■ ARTICLE ■
———

AXROSS
In the name of the father, the son, and the holy spirit.
I'm not sure if the plaid is really my style. It clashes with moonshine coming in from behind my head. From around the broken stained glass, I can still make out the stars from above, illuminating. But everything hurts. I bite down on my nails, even though you told me not to. Blood is spilling still. Like an open wound, everything crumbles. Maybe these scars will feel better one day, but my back aches with their loss.
How could you let this happen? Am I being punished for being what you created me to be?
You told us, BE NOT AFRAID, but I am. How can I live without fear?
Fallen from Grace is a Transformative work. As an art installation, it is immersive and a combination of mediums. A mixture of found objects, shrinky plastic, and painting that have been set in a time and space.
This is an expansion on the pain and trauma and grief that comes from the opposition to authority by means of an institution like the church. The pain of the separation is overwhelming, like an open wound, even though it might be better for you in the long run.
The stained glass has been crashed through, leaving destruction and loss of self. The scars from that kind of identity clash don't go away easily. There is a contrast of a few themes like humanity vs divinity, reality vs dreamscape, spirituality vs religion and spirituality and science.

———

■ GIVEN INFORMATION ■
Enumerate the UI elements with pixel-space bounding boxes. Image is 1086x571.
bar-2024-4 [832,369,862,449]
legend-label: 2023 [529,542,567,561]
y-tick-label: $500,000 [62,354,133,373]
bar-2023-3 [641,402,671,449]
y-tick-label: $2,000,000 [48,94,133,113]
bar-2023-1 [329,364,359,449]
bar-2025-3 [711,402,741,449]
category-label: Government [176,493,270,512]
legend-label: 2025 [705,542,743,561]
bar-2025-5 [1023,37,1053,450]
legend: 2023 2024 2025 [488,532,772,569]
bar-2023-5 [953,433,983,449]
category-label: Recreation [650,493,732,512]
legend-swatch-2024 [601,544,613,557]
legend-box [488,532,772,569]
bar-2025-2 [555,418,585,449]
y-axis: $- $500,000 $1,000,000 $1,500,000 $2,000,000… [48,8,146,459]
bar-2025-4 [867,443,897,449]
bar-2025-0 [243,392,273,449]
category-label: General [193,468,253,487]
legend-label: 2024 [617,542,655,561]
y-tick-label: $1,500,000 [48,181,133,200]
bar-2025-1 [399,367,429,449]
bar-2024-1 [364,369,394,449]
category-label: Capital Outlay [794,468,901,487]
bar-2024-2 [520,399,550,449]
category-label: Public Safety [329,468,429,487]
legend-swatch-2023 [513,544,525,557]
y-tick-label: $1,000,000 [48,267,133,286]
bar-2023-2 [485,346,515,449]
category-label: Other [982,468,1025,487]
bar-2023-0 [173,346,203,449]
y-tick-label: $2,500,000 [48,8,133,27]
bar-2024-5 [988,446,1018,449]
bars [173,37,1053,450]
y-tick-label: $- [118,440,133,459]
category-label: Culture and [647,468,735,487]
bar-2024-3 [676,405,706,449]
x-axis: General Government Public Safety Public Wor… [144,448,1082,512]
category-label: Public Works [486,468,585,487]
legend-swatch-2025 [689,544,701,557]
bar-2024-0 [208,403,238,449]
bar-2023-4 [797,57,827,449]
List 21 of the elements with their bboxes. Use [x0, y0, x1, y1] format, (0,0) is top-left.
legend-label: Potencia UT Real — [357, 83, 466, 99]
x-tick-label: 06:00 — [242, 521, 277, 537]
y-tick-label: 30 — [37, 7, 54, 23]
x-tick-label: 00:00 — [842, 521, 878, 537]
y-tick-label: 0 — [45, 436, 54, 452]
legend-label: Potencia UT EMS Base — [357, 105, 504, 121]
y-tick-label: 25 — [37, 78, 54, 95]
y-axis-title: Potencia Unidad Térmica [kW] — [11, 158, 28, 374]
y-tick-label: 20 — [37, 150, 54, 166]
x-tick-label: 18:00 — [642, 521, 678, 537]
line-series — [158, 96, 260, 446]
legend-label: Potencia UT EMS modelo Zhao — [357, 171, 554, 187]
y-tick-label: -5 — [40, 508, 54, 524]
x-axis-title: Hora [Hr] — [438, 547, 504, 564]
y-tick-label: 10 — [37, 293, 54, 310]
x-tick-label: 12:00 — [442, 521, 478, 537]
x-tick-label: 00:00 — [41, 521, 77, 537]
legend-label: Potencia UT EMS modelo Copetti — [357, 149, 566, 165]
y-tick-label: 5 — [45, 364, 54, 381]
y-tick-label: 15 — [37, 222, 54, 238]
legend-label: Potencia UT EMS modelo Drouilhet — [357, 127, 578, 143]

———

■ TASK REQUIREMENTS ■
According to the text about Fallen from Grace, what is the installation a mixture of?

■ TASK OUTPUT ■
Found objects, shrinky plastic, and painting.